§ Instructions to follow:
Copy out each line that mentions the word "Executed".

-- Start Extracted records --

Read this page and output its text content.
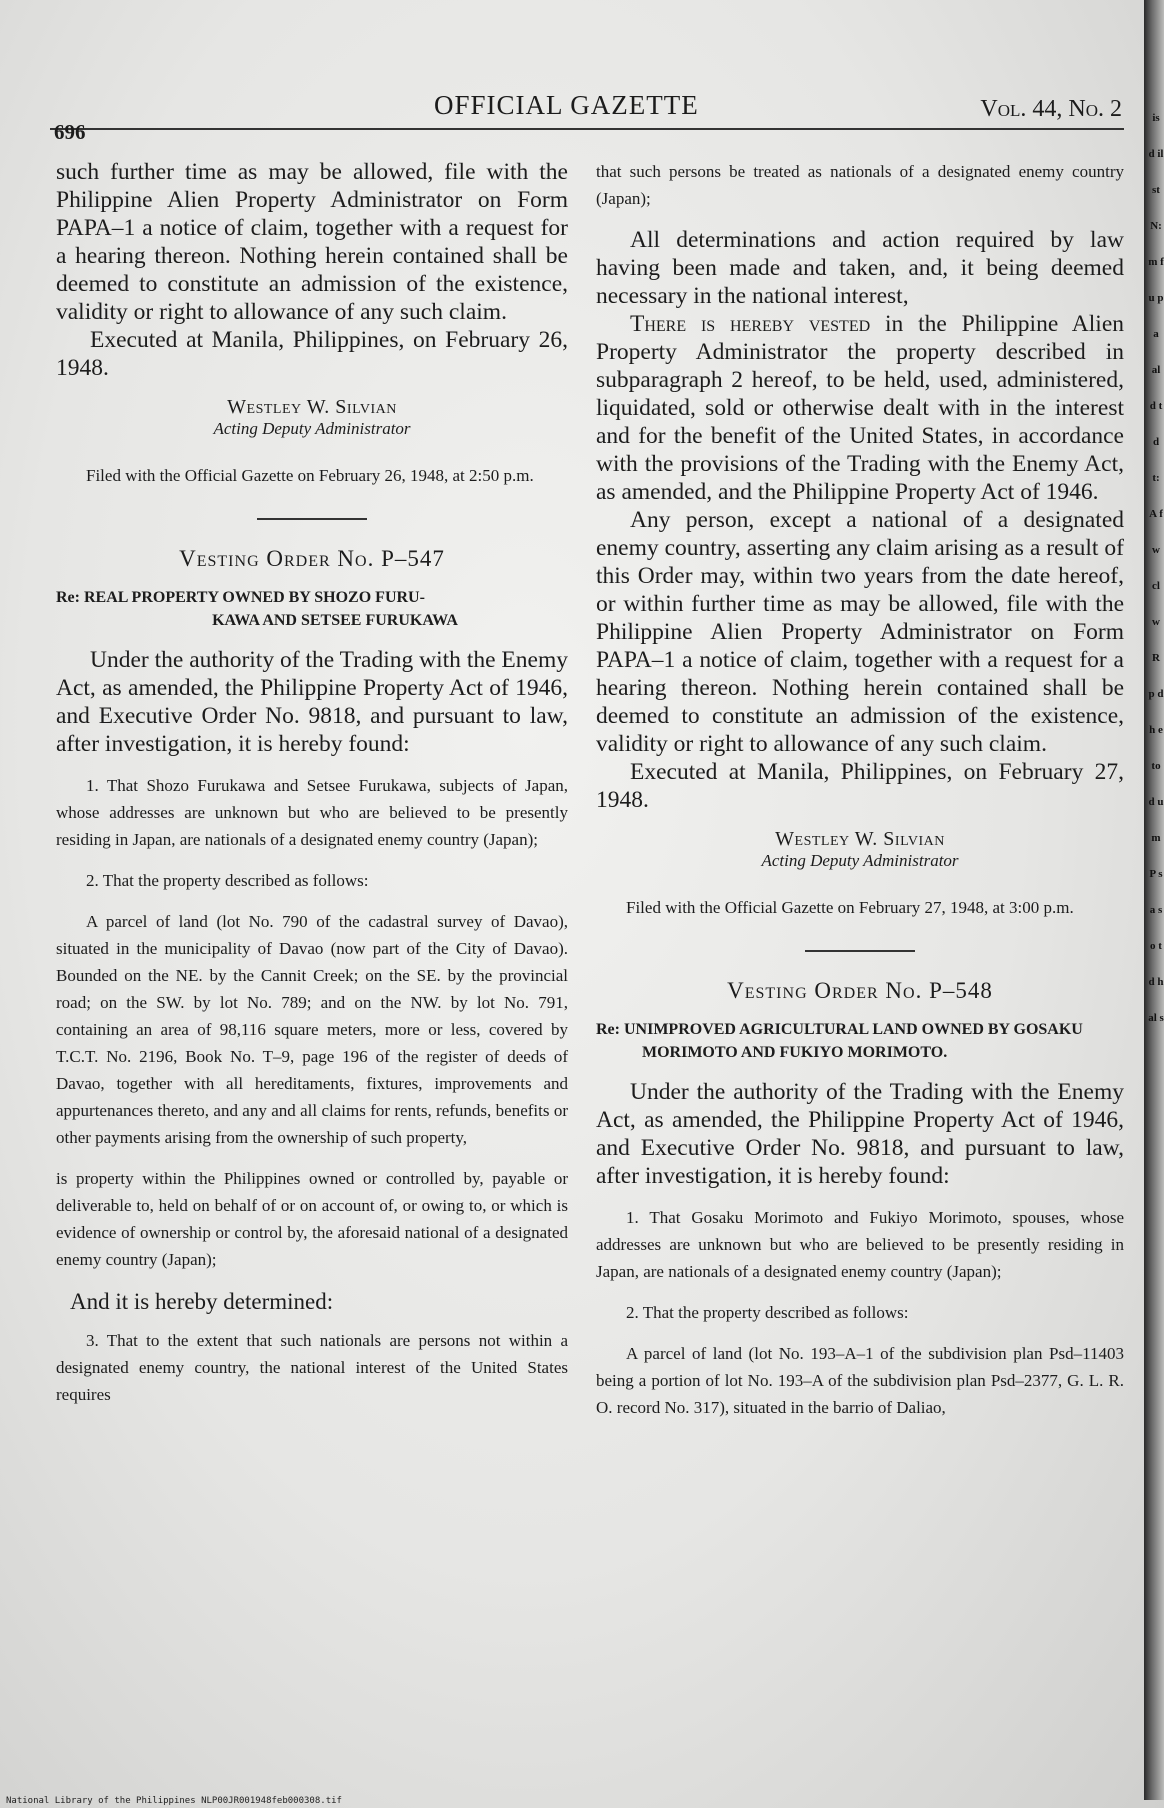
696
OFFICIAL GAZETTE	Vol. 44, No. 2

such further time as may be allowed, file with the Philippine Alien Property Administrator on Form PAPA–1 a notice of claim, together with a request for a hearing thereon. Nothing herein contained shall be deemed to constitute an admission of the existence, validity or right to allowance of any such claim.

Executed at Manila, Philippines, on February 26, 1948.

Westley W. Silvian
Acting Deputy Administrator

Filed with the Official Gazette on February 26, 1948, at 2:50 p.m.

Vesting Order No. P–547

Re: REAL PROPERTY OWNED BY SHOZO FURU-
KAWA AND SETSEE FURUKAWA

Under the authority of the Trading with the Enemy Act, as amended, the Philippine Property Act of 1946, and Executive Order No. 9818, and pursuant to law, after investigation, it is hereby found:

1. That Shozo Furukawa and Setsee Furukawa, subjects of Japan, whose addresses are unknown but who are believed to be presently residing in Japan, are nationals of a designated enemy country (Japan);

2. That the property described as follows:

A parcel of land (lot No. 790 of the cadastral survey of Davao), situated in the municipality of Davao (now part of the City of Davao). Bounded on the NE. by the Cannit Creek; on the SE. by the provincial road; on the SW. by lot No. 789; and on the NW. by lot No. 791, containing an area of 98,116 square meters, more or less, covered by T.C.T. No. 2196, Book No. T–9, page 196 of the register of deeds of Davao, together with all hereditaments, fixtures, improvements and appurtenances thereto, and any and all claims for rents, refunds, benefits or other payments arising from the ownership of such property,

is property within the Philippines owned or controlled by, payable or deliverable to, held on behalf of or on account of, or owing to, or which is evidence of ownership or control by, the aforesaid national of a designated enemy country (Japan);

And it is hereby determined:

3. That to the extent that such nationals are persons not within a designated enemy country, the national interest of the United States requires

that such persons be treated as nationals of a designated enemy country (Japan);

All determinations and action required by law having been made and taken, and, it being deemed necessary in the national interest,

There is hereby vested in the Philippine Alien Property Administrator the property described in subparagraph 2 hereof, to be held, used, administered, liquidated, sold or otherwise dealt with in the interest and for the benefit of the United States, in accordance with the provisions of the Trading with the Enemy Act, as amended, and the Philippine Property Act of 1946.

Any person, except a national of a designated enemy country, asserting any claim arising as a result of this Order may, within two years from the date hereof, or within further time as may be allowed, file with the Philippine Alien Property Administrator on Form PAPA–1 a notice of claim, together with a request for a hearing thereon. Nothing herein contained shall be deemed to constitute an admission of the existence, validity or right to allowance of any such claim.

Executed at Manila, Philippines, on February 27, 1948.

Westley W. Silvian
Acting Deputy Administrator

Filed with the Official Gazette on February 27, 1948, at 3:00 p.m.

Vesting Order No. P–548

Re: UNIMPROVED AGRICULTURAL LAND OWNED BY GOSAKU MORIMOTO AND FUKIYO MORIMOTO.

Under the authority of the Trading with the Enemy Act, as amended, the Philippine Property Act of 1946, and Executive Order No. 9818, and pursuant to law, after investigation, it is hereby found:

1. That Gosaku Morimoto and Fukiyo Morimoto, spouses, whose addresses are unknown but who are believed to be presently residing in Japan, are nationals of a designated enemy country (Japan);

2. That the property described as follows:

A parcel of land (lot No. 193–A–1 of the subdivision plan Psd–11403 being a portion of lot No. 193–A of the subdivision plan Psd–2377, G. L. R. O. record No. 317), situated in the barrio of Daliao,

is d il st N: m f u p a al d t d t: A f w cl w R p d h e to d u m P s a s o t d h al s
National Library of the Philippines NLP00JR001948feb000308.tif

-- End Extracted records --

§ Exercise output:
Executed at Manila, Philippines, on February 26, 1948.
Executed at Manila, Philippines, on February 27, 1948.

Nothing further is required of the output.